◆ **Work to complete**: Output the material beneath this task exactly, images excluded.

[Recorded data]
┄┄┄┄┄┄┄┄┄┄

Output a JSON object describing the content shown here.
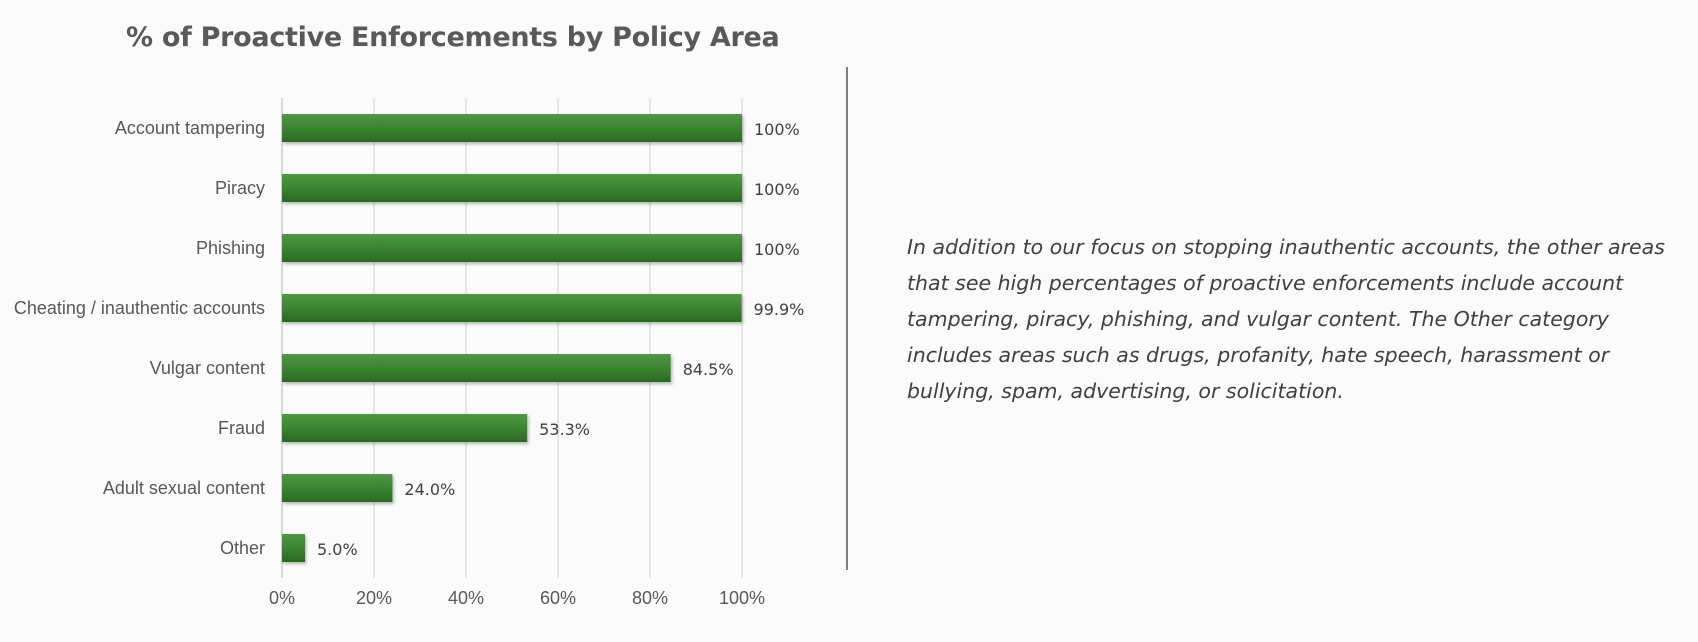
{
  "chart_data": {
    "type": "bar",
    "orientation": "horizontal",
    "title": "% of Proactive Enforcements by Policy Area",
    "categories": [
      "Account tampering",
      "Piracy",
      "Phishing",
      "Cheating / inauthentic accounts",
      "Vulgar content",
      "Fraud",
      "Adult sexual content",
      "Other"
    ],
    "values": [
      100,
      100,
      100,
      99.9,
      84.5,
      53.3,
      24.0,
      5.0
    ],
    "value_labels": [
      "100%",
      "100%",
      "100%",
      "99.9%",
      "84.5%",
      "53.3%",
      "24.0%",
      "5.0%"
    ],
    "x_ticks": [
      "0%",
      "20%",
      "40%",
      "60%",
      "80%",
      "100%"
    ],
    "xlim": [
      0,
      100
    ],
    "xlabel": "",
    "ylabel": "",
    "grid": "vertical",
    "legend": "none",
    "bar_color": "#3a8130"
  },
  "description": "In addition to our focus on stopping inauthentic accounts, the other areas that see high percentages of proactive enforcements include account tampering, piracy, phishing, and vulgar content. The Other category includes areas such as drugs, profanity, hate speech, harassment or bullying, spam, advertising, or solicitation."
}
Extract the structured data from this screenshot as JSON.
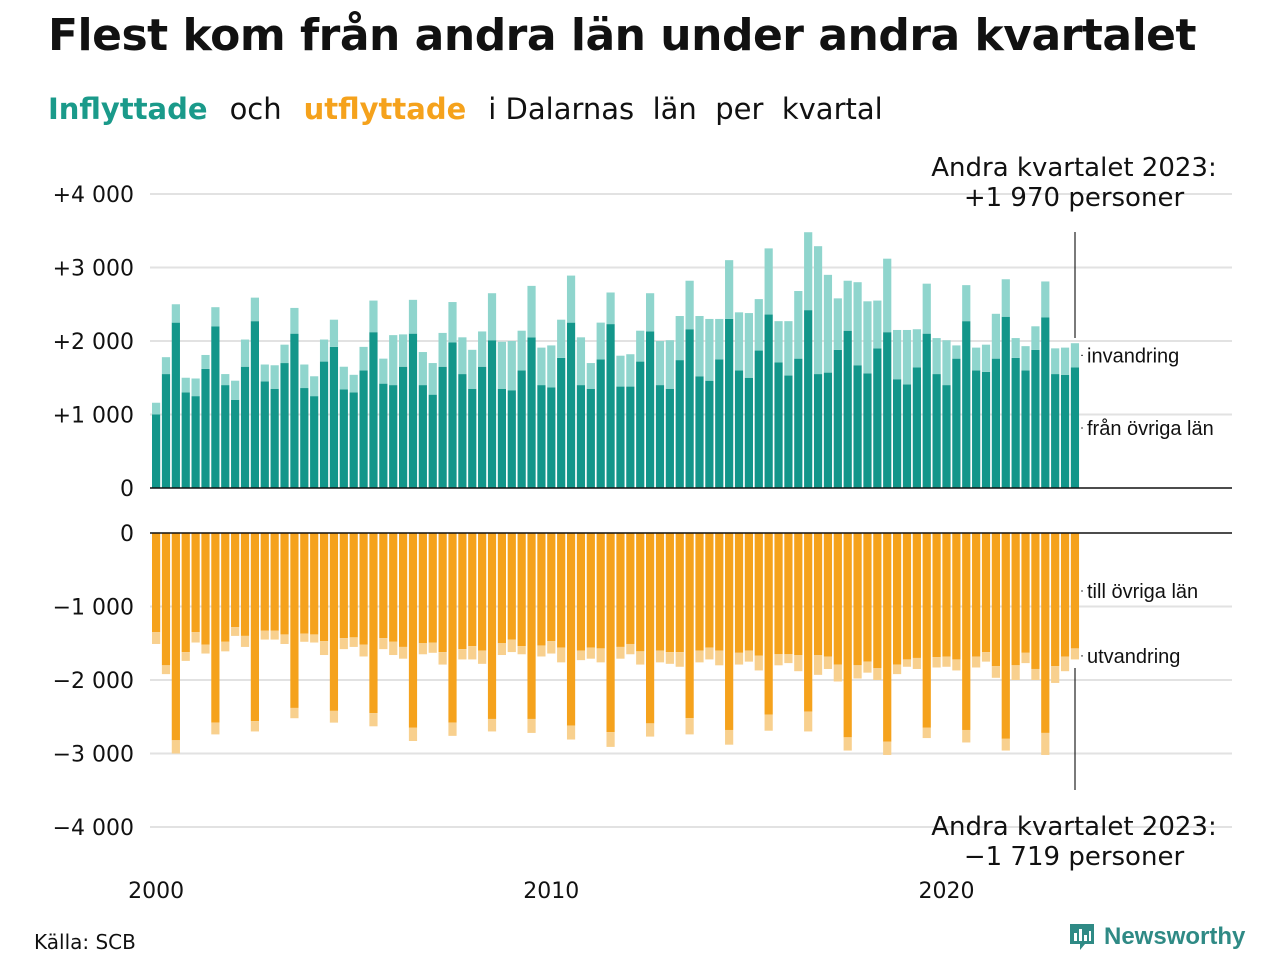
{
  "title": "Flest kom från andra län under andra kvartalet",
  "subtitle": {
    "inflow": "Inflyttade",
    "and": "och",
    "outflow": "utflyttade",
    "rest": "i Dalarnas  län  per  kvartal"
  },
  "source": "Källa: SCB",
  "brand": "Newsworthy",
  "colors": {
    "in_other": "#13968a",
    "in_abroad": "#8fd5cd",
    "out_other": "#f5a21c",
    "out_abroad": "#f8d08e",
    "grid": "#e2e2e2",
    "axis": "#111111"
  },
  "chart_data": [
    {
      "type": "bar",
      "stacked": true,
      "grid": true,
      "ylim": [
        0,
        4200
      ],
      "yticks": [
        0,
        1000,
        2000,
        3000,
        4000
      ],
      "ytick_labels": [
        "0",
        "+1 000",
        "+2 000",
        "+3 000",
        "+4 000"
      ],
      "xticks": [
        2000,
        2010,
        2020
      ],
      "quarters_start": "2000 Q1",
      "series": [
        {
          "name": "från övriga län",
          "values": [
            1000,
            1550,
            2250,
            1300,
            1250,
            1620,
            2200,
            1400,
            1200,
            1650,
            2270,
            1450,
            1350,
            1700,
            2100,
            1360,
            1250,
            1720,
            1920,
            1340,
            1300,
            1600,
            2120,
            1420,
            1400,
            1650,
            2100,
            1400,
            1270,
            1650,
            1980,
            1550,
            1350,
            1650,
            2010,
            1350,
            1330,
            1600,
            2050,
            1400,
            1370,
            1770,
            2250,
            1400,
            1350,
            1750,
            2230,
            1380,
            1380,
            1720,
            2130,
            1400,
            1350,
            1740,
            2160,
            1520,
            1460,
            1750,
            2300,
            1600,
            1500,
            1870,
            2360,
            1710,
            1530,
            1760,
            2420,
            1550,
            1570,
            1880,
            2140,
            1670,
            1560,
            1900,
            2120,
            1480,
            1410,
            1640,
            2100,
            1550,
            1400,
            1760,
            2270,
            1600,
            1580,
            1760,
            2330,
            1770,
            1600,
            1880,
            2320,
            1550,
            1540,
            1640
          ]
        },
        {
          "name": "invandring",
          "values": [
            160,
            230,
            250,
            200,
            240,
            190,
            260,
            150,
            260,
            370,
            320,
            230,
            320,
            250,
            350,
            320,
            270,
            300,
            370,
            310,
            240,
            320,
            430,
            340,
            680,
            440,
            460,
            450,
            430,
            460,
            550,
            500,
            530,
            480,
            640,
            640,
            670,
            540,
            700,
            510,
            570,
            520,
            640,
            650,
            350,
            500,
            430,
            420,
            440,
            420,
            520,
            600,
            660,
            600,
            660,
            820,
            840,
            550,
            800,
            790,
            880,
            700,
            900,
            560,
            740,
            920,
            1060,
            1740,
            1330,
            700,
            680,
            1130,
            980,
            650,
            1000,
            670,
            740,
            520,
            680,
            490,
            610,
            180,
            490,
            310,
            370,
            610,
            510,
            270,
            330,
            320,
            490,
            350,
            370,
            330
          ]
        }
      ],
      "annotation": [
        "Andra kvartalet 2023:",
        "+1 970 personer"
      ]
    },
    {
      "type": "bar",
      "stacked": true,
      "grid": true,
      "ylim": [
        -4200,
        0
      ],
      "yticks": [
        0,
        -1000,
        -2000,
        -3000,
        -4000
      ],
      "ytick_labels": [
        "0",
        "−1 000",
        "−2 000",
        "−3 000",
        "−4 000"
      ],
      "series": [
        {
          "name": "till övriga län",
          "values": [
            -1350,
            -1800,
            -2820,
            -1620,
            -1350,
            -1520,
            -2580,
            -1480,
            -1280,
            -1400,
            -2560,
            -1330,
            -1330,
            -1380,
            -2380,
            -1370,
            -1380,
            -1470,
            -2420,
            -1430,
            -1420,
            -1520,
            -2450,
            -1430,
            -1480,
            -1550,
            -2650,
            -1500,
            -1490,
            -1620,
            -2580,
            -1580,
            -1540,
            -1600,
            -2530,
            -1500,
            -1450,
            -1540,
            -2530,
            -1530,
            -1470,
            -1560,
            -2620,
            -1600,
            -1560,
            -1570,
            -2710,
            -1550,
            -1510,
            -1610,
            -2590,
            -1600,
            -1620,
            -1620,
            -2520,
            -1600,
            -1560,
            -1600,
            -2680,
            -1630,
            -1600,
            -1670,
            -2470,
            -1650,
            -1650,
            -1660,
            -2430,
            -1660,
            -1680,
            -1790,
            -2780,
            -1800,
            -1750,
            -1840,
            -2840,
            -1790,
            -1720,
            -1700,
            -2650,
            -1690,
            -1680,
            -1720,
            -2680,
            -1680,
            -1620,
            -1810,
            -2800,
            -1800,
            -1630,
            -1850,
            -2720,
            -1810,
            -1680,
            -1570
          ]
        },
        {
          "name": "utvandring",
          "values": [
            -160,
            -120,
            -180,
            -120,
            -140,
            -120,
            -160,
            -130,
            -120,
            -150,
            -140,
            -120,
            -120,
            -130,
            -140,
            -110,
            -110,
            -190,
            -160,
            -150,
            -130,
            -160,
            -180,
            -150,
            -180,
            -160,
            -180,
            -150,
            -140,
            -170,
            -180,
            -140,
            -180,
            -180,
            -170,
            -160,
            -170,
            -110,
            -190,
            -150,
            -170,
            -200,
            -190,
            -130,
            -150,
            -190,
            -200,
            -160,
            -140,
            -180,
            -180,
            -160,
            -160,
            -200,
            -220,
            -160,
            -160,
            -200,
            -200,
            -160,
            -150,
            -200,
            -220,
            -150,
            -120,
            -220,
            -270,
            -270,
            -170,
            -230,
            -180,
            -180,
            -150,
            -160,
            -180,
            -130,
            -100,
            -150,
            -140,
            -140,
            -140,
            -150,
            -170,
            -150,
            -130,
            -160,
            -160,
            -200,
            -140,
            -150,
            -300,
            -230,
            -200,
            -150
          ]
        }
      ],
      "annotation": [
        "Andra kvartalet 2023:",
        "−1 719 personer"
      ]
    }
  ]
}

┄┄┄┄┄┄┄┄┄┄

◆ **Solution**:
Output a JSON object describing the content shown here.
{
  "chart_data": {
    "type": "bar",
    "orientation": "horizontal",
    "title": "% of Proactive Enforcements by Policy Area",
    "categories": [
      "Account tampering",
      "Piracy",
      "Phishing",
      "Cheating / inauthentic accounts",
      "Vulgar content",
      "Fraud",
      "Adult sexual content",
      "Other"
    ],
    "values": [
      100,
      100,
      100,
      99.9,
      84.5,
      53.3,
      24.0,
      5.0
    ],
    "value_labels": [
      "100%",
      "100%",
      "100%",
      "99.9%",
      "84.5%",
      "53.3%",
      "24.0%",
      "5.0%"
    ],
    "x_ticks": [
      "0%",
      "20%",
      "40%",
      "60%",
      "80%",
      "100%"
    ],
    "xlim": [
      0,
      100
    ],
    "xlabel": "",
    "ylabel": "",
    "grid": "vertical",
    "legend": "none",
    "bar_color": "#3a8130"
  },
  "description": "In addition to our focus on stopping inauthentic accounts, the other areas that see high percentages of proactive enforcements include account tampering, piracy, phishing, and vulgar content. The Other category includes areas such as drugs, profanity, hate speech, harassment or bullying, spam, advertising, or solicitation."
}
Extract the structured data from this screenshot as JSON.
{
  "title": "Flest kom från andra län under andra kvartalet",
  "subtitle": {
    "inflow": "Inflyttade",
    "and": "och",
    "outflow": "utflyttade",
    "rest": "i Dalarnas  län  per  kvartal"
  },
  "source": "Källa: SCB",
  "brand": "Newsworthy",
  "colors": {
    "in_other": "#13968a",
    "in_abroad": "#8fd5cd",
    "out_other": "#f5a21c",
    "out_abroad": "#f8d08e",
    "grid": "#e2e2e2",
    "axis": "#111111"
  },
  "chart_data": [
    {
      "type": "bar",
      "stacked": true,
      "grid": true,
      "ylim": [
        0,
        4200
      ],
      "yticks": [
        0,
        1000,
        2000,
        3000,
        4000
      ],
      "ytick_labels": [
        "0",
        "+1 000",
        "+2 000",
        "+3 000",
        "+4 000"
      ],
      "xticks": [
        2000,
        2010,
        2020
      ],
      "quarters_start": "2000 Q1",
      "series": [
        {
          "name": "från övriga län",
          "values": [
            1000,
            1550,
            2250,
            1300,
            1250,
            1620,
            2200,
            1400,
            1200,
            1650,
            2270,
            1450,
            1350,
            1700,
            2100,
            1360,
            1250,
            1720,
            1920,
            1340,
            1300,
            1600,
            2120,
            1420,
            1400,
            1650,
            2100,
            1400,
            1270,
            1650,
            1980,
            1550,
            1350,
            1650,
            2010,
            1350,
            1330,
            1600,
            2050,
            1400,
            1370,
            1770,
            2250,
            1400,
            1350,
            1750,
            2230,
            1380,
            1380,
            1720,
            2130,
            1400,
            1350,
            1740,
            2160,
            1520,
            1460,
            1750,
            2300,
            1600,
            1500,
            1870,
            2360,
            1710,
            1530,
            1760,
            2420,
            1550,
            1570,
            1880,
            2140,
            1670,
            1560,
            1900,
            2120,
            1480,
            1410,
            1640,
            2100,
            1550,
            1400,
            1760,
            2270,
            1600,
            1580,
            1760,
            2330,
            1770,
            1600,
            1880,
            2320,
            1550,
            1540,
            1640
          ]
        },
        {
          "name": "invandring",
          "values": [
            160,
            230,
            250,
            200,
            240,
            190,
            260,
            150,
            260,
            370,
            320,
            230,
            320,
            250,
            350,
            320,
            270,
            300,
            370,
            310,
            240,
            320,
            430,
            340,
            680,
            440,
            460,
            450,
            430,
            460,
            550,
            500,
            530,
            480,
            640,
            640,
            670,
            540,
            700,
            510,
            570,
            520,
            640,
            650,
            350,
            500,
            430,
            420,
            440,
            420,
            520,
            600,
            660,
            600,
            660,
            820,
            840,
            550,
            800,
            790,
            880,
            700,
            900,
            560,
            740,
            920,
            1060,
            1740,
            1330,
            700,
            680,
            1130,
            980,
            650,
            1000,
            670,
            740,
            520,
            680,
            490,
            610,
            180,
            490,
            310,
            370,
            610,
            510,
            270,
            330,
            320,
            490,
            350,
            370,
            330
          ]
        }
      ],
      "annotation": [
        "Andra kvartalet 2023:",
        "+1 970 personer"
      ]
    },
    {
      "type": "bar",
      "stacked": true,
      "grid": true,
      "ylim": [
        -4200,
        0
      ],
      "yticks": [
        0,
        -1000,
        -2000,
        -3000,
        -4000
      ],
      "ytick_labels": [
        "0",
        "−1 000",
        "−2 000",
        "−3 000",
        "−4 000"
      ],
      "series": [
        {
          "name": "till övriga län",
          "values": [
            -1350,
            -1800,
            -2820,
            -1620,
            -1350,
            -1520,
            -2580,
            -1480,
            -1280,
            -1400,
            -2560,
            -1330,
            -1330,
            -1380,
            -2380,
            -1370,
            -1380,
            -1470,
            -2420,
            -1430,
            -1420,
            -1520,
            -2450,
            -1430,
            -1480,
            -1550,
            -2650,
            -1500,
            -1490,
            -1620,
            -2580,
            -1580,
            -1540,
            -1600,
            -2530,
            -1500,
            -1450,
            -1540,
            -2530,
            -1530,
            -1470,
            -1560,
            -2620,
            -1600,
            -1560,
            -1570,
            -2710,
            -1550,
            -1510,
            -1610,
            -2590,
            -1600,
            -1620,
            -1620,
            -2520,
            -1600,
            -1560,
            -1600,
            -2680,
            -1630,
            -1600,
            -1670,
            -2470,
            -1650,
            -1650,
            -1660,
            -2430,
            -1660,
            -1680,
            -1790,
            -2780,
            -1800,
            -1750,
            -1840,
            -2840,
            -1790,
            -1720,
            -1700,
            -2650,
            -1690,
            -1680,
            -1720,
            -2680,
            -1680,
            -1620,
            -1810,
            -2800,
            -1800,
            -1630,
            -1850,
            -2720,
            -1810,
            -1680,
            -1570
          ]
        },
        {
          "name": "utvandring",
          "values": [
            -160,
            -120,
            -180,
            -120,
            -140,
            -120,
            -160,
            -130,
            -120,
            -150,
            -140,
            -120,
            -120,
            -130,
            -140,
            -110,
            -110,
            -190,
            -160,
            -150,
            -130,
            -160,
            -180,
            -150,
            -180,
            -160,
            -180,
            -150,
            -140,
            -170,
            -180,
            -140,
            -180,
            -180,
            -170,
            -160,
            -170,
            -110,
            -190,
            -150,
            -170,
            -200,
            -190,
            -130,
            -150,
            -190,
            -200,
            -160,
            -140,
            -180,
            -180,
            -160,
            -160,
            -200,
            -220,
            -160,
            -160,
            -200,
            -200,
            -160,
            -150,
            -200,
            -220,
            -150,
            -120,
            -220,
            -270,
            -270,
            -170,
            -230,
            -180,
            -180,
            -150,
            -160,
            -180,
            -130,
            -100,
            -150,
            -140,
            -140,
            -140,
            -150,
            -170,
            -150,
            -130,
            -160,
            -160,
            -200,
            -140,
            -150,
            -300,
            -230,
            -200,
            -150
          ]
        }
      ],
      "annotation": [
        "Andra kvartalet 2023:",
        "−1 719 personer"
      ]
    }
  ]
}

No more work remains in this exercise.